# Work to do
Copy the listing verbatim, excluding any images found in it.

# # #

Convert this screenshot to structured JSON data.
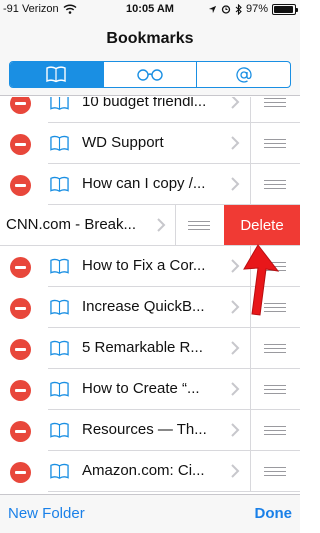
{
  "status": {
    "carrier": "-91 Verizon",
    "time": "10:05 AM",
    "battery": "97%",
    "battery_level": 0.97
  },
  "header": {
    "title": "Bookmarks"
  },
  "segments": [
    {
      "icon": "book-icon",
      "selected": true
    },
    {
      "icon": "reading-list-glasses-icon",
      "selected": false
    },
    {
      "icon": "at-symbol-icon",
      "selected": false
    }
  ],
  "rows": [
    {
      "label": "10 budget friendl..."
    },
    {
      "label": "WD Support"
    },
    {
      "label": "How can I copy /..."
    },
    {
      "label": "CNN.com - Break...",
      "swiped": true
    },
    {
      "label": "How to Fix a Cor..."
    },
    {
      "label": "Increase QuickB..."
    },
    {
      "label": "5 Remarkable R..."
    },
    {
      "label": "How to Create “..."
    },
    {
      "label": "Resources — Th..."
    },
    {
      "label": "Amazon.com: Ci..."
    }
  ],
  "delete_label": "Delete",
  "toolbar": {
    "new_folder": "New Folder",
    "done": "Done"
  },
  "colors": {
    "accent": "#1a8fe3",
    "delete_red": "#f03a34",
    "minus_red": "#e8473b"
  }
}
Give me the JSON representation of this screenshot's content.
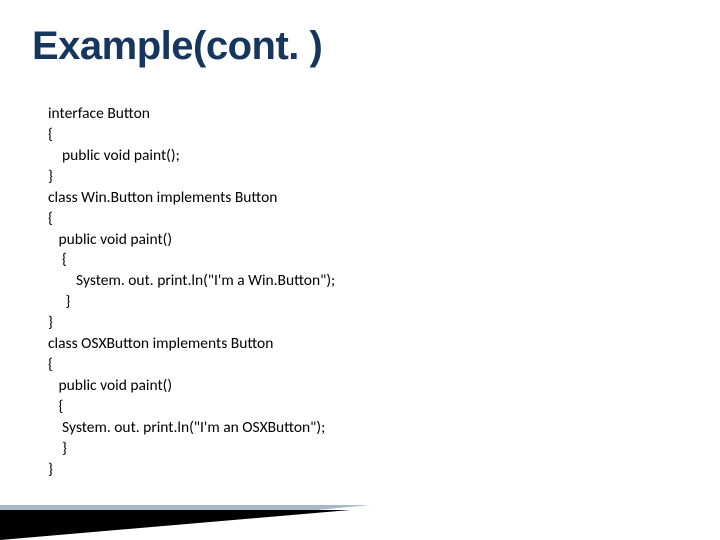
{
  "title": "Example(cont. )",
  "code": {
    "l1": "interface Button",
    "l2": "{",
    "l3": "    public void paint();",
    "l4": "}",
    "l5": "class Win.Button implements Button",
    "l6": "{",
    "l7": "   public void paint()",
    "l8": "    {",
    "l9": "        System. out. print.ln(\"I'm a Win.Button\");",
    "l10": "     }",
    "l11": "}",
    "l12": "class OSXButton implements Button",
    "l13": "{",
    "l14": "   public void paint()",
    "l15": "   {",
    "l16": "    System. out. print.ln(\"I'm an OSXButton\");",
    "l17": "    }",
    "l18": "}"
  }
}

# # #

# Completed task
Convert this screenshot to structured JSON data.
{
  "status": {
    "carrier": "-91 Verizon",
    "time": "10:05 AM",
    "battery": "97%",
    "battery_level": 0.97
  },
  "header": {
    "title": "Bookmarks"
  },
  "segments": [
    {
      "icon": "book-icon",
      "selected": true
    },
    {
      "icon": "reading-list-glasses-icon",
      "selected": false
    },
    {
      "icon": "at-symbol-icon",
      "selected": false
    }
  ],
  "rows": [
    {
      "label": "10 budget friendl..."
    },
    {
      "label": "WD Support"
    },
    {
      "label": "How can I copy /..."
    },
    {
      "label": "CNN.com - Break...",
      "swiped": true
    },
    {
      "label": "How to Fix a Cor..."
    },
    {
      "label": "Increase QuickB..."
    },
    {
      "label": "5 Remarkable R..."
    },
    {
      "label": "How to Create “..."
    },
    {
      "label": "Resources — Th..."
    },
    {
      "label": "Amazon.com: Ci..."
    }
  ],
  "delete_label": "Delete",
  "toolbar": {
    "new_folder": "New Folder",
    "done": "Done"
  },
  "colors": {
    "accent": "#1a8fe3",
    "delete_red": "#f03a34",
    "minus_red": "#e8473b"
  }
}
Give me the JSON representation of this screenshot's content.
{
  "title": "Example(cont. )",
  "code": {
    "l1": "interface Button",
    "l2": "{",
    "l3": "    public void paint();",
    "l4": "}",
    "l5": "class Win.Button implements Button",
    "l6": "{",
    "l7": "   public void paint()",
    "l8": "    {",
    "l9": "        System. out. print.ln(\"I'm a Win.Button\");",
    "l10": "     }",
    "l11": "}",
    "l12": "class OSXButton implements Button",
    "l13": "{",
    "l14": "   public void paint()",
    "l15": "   {",
    "l16": "    System. out. print.ln(\"I'm an OSXButton\");",
    "l17": "    }",
    "l18": "}"
  }
}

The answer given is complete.